> [Goal of the exercise]: Give all the lines below again, exactly, with no pictures.

> [Records for processing]:
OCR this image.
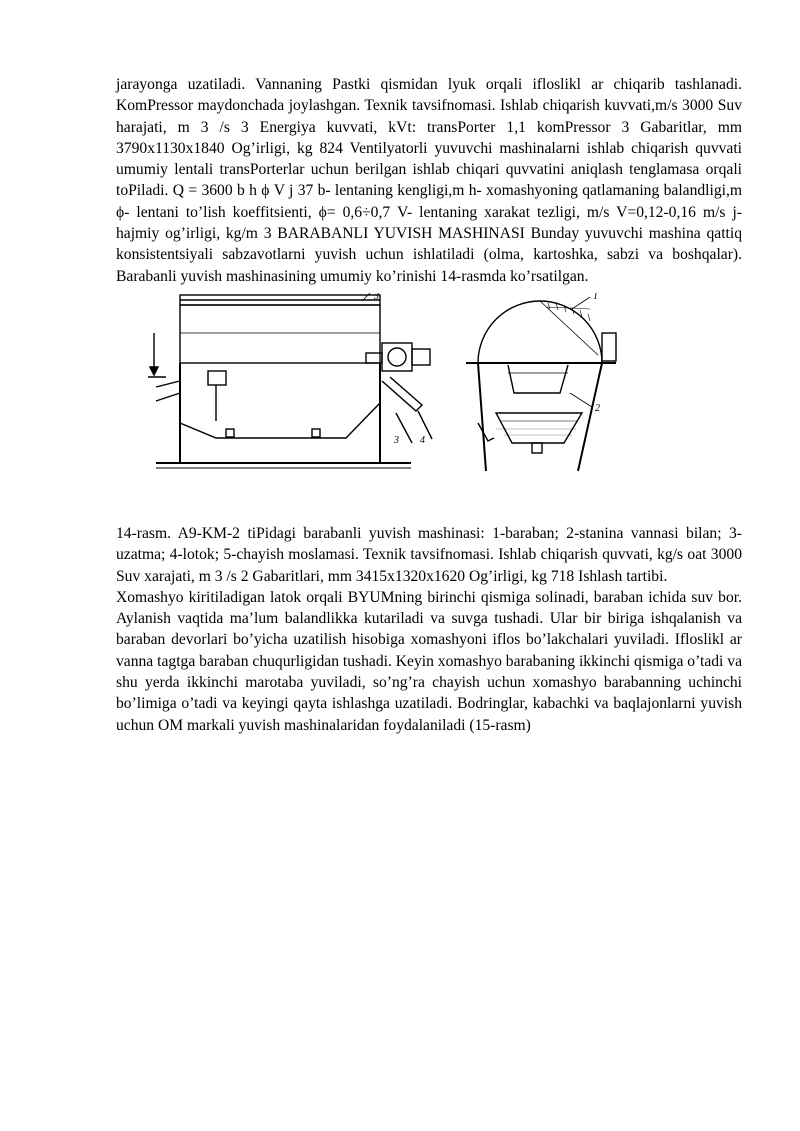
jarayonga uzatiladi. Vannaning Pastki qismidan lyuk orqali ifloslikl ar chiqarib tashlanadi. KomPressor maydonchada joylashgan. Texnik tavsifnomasi. Ishlab chiqarish kuvvati,m/s 3000 Suv harajati, m 3 /s 3 Energiya kuvvati, kVt: transPorter 1,1 komPressor 3 Gabaritlar, mm 3790x1130x1840 Og’irligi, kg 824 Ventilyatorli yuvuvchi mashinalarni ishlab chiqarish quvvati umumiy lentali transPorterlar uchun berilgan ishlab chiqari quvvatini aniqlash tenglamasa orqali toPiladi. Q = 3600 b h ϕ V j 37 b- lentaning kengligi,m h- xomashyoning qatlamaning balandligi,m ϕ- lentani to’lish koeffitsienti, ϕ= 0,6÷0,7 V- lentaning xarakat tezligi, m/s V=0,12-0,16 m/s j- hajmiy og’irligi, kg/m 3 BARABANLI YUVISH MASHINASI Bunday yuvuvchi mashina qattiq konsistentsiyali sabzavotlarni yuvish uchun ishlatiladi (olma, kartoshka, sabzi va boshqalar). Barabanli yuvish mashinasining umumiy ko’rinishi 14-rasmda ko’rsatilgan.

3
3 4
1
2

14-rasm. A9-KM-2 tiPidagi barabanli yuvish mashinasi: 1-baraban; 2-stanina vannasi bilan; 3-uzatma; 4-lotok; 5-chayish moslamasi. Texnik tavsifnomasi. Ishlab chiqarish quvvati, kg/s oat 3000 Suv xarajati, m 3 /s 2 Gabaritlari, mm 3415x1320x1620 Og’irligi, kg 718 Ishlash tartibi.

Xomashyo kiritiladigan latok orqali BYUMning birinchi qismiga solinadi, baraban ichida suv bor. Aylanish vaqtida ma’lum balandlikka kutariladi va suvga tushadi. Ular bir biriga ishqalanish va baraban devorlari bo’yicha uzatilish hisobiga xomashyoni iflos bo’lakchalari yuviladi. Ifloslikl ar vanna tagtga baraban chuqurligidan tushadi. Keyin xomashyo barabaning ikkinchi qismiga o’tadi va shu yerda ikkinchi marotaba yuviladi, so’ng’ra chayish uchun xomashyo barabanning uchinchi bo’limiga o’tadi va keyingi qayta ishlashga uzatiladi. Bodringlar, kabachki va baqlajonlarni yuvish uchun OM markali yuvish mashinalaridan foydalaniladi (15-rasm)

> [Exercise answer]:
OCR this image.
jarayonga uzatiladi. Vannaning Pastki qismidan lyuk orqali ifloslikl ar chiqarib tashlanadi. KomPressor maydonchada joylashgan. Texnik tavsifnomasi. Ishlab chiqarish kuvvati,m/s 3000 Suv harajati, m 3 /s 3 Energiya kuvvati, kVt: transPorter 1,1 komPressor 3 Gabaritlar, mm 3790x1130x1840 Og’irligi, kg 824 Ventilyatorli yuvuvchi mashinalarni ishlab chiqarish quvvati umumiy lentali transPorterlar uchun berilgan ishlab chiqari quvvatini aniqlash tenglamasa orqali toPiladi. Q = 3600 b h ϕ V j 37 b- lentaning kengligi,m h- xomashyoning qatlamaning balandligi,m ϕ- lentani to’lish koeffitsienti, ϕ= 0,6÷0,7 V- lentaning xarakat tezligi, m/s V=0,12-0,16 m/s j- hajmiy og’irligi, kg/m 3 BARABANLI YUVISH MASHINASI Bunday yuvuvchi mashina qattiq konsistentsiyali sabzavotlarni yuvish uchun ishlatiladi (olma, kartoshka, sabzi va boshqalar). Barabanli yuvish mashinasining umumiy ko’rinishi 14-rasmda ko’rsatilgan.

3
3 4
1
2

14-rasm. A9-KM-2 tiPidagi barabanli yuvish mashinasi: 1-baraban; 2-stanina vannasi bilan; 3-uzatma; 4-lotok; 5-chayish moslamasi. Texnik tavsifnomasi. Ishlab chiqarish quvvati, kg/s oat 3000 Suv xarajati, m 3 /s 2 Gabaritlari, mm 3415x1320x1620 Og’irligi, kg 718 Ishlash tartibi.

Xomashyo kiritiladigan latok orqali BYUMning birinchi qismiga solinadi, baraban ichida suv bor. Aylanish vaqtida ma’lum balandlikka kutariladi va suvga tushadi. Ular bir biriga ishqalanish va baraban devorlari bo’yicha uzatilish hisobiga xomashyoni iflos bo’lakchalari yuviladi. Ifloslikl ar vanna tagtga baraban chuqurligidan tushadi. Keyin xomashyo barabaning ikkinchi qismiga o’tadi va shu yerda ikkinchi marotaba yuviladi, so’ng’ra chayish uchun xomashyo barabanning uchinchi bo’limiga o’tadi va keyingi qayta ishlashga uzatiladi. Bodringlar, kabachki va baqlajonlarni yuvish uchun OM markali yuvish mashinalaridan foydalaniladi (15-rasm)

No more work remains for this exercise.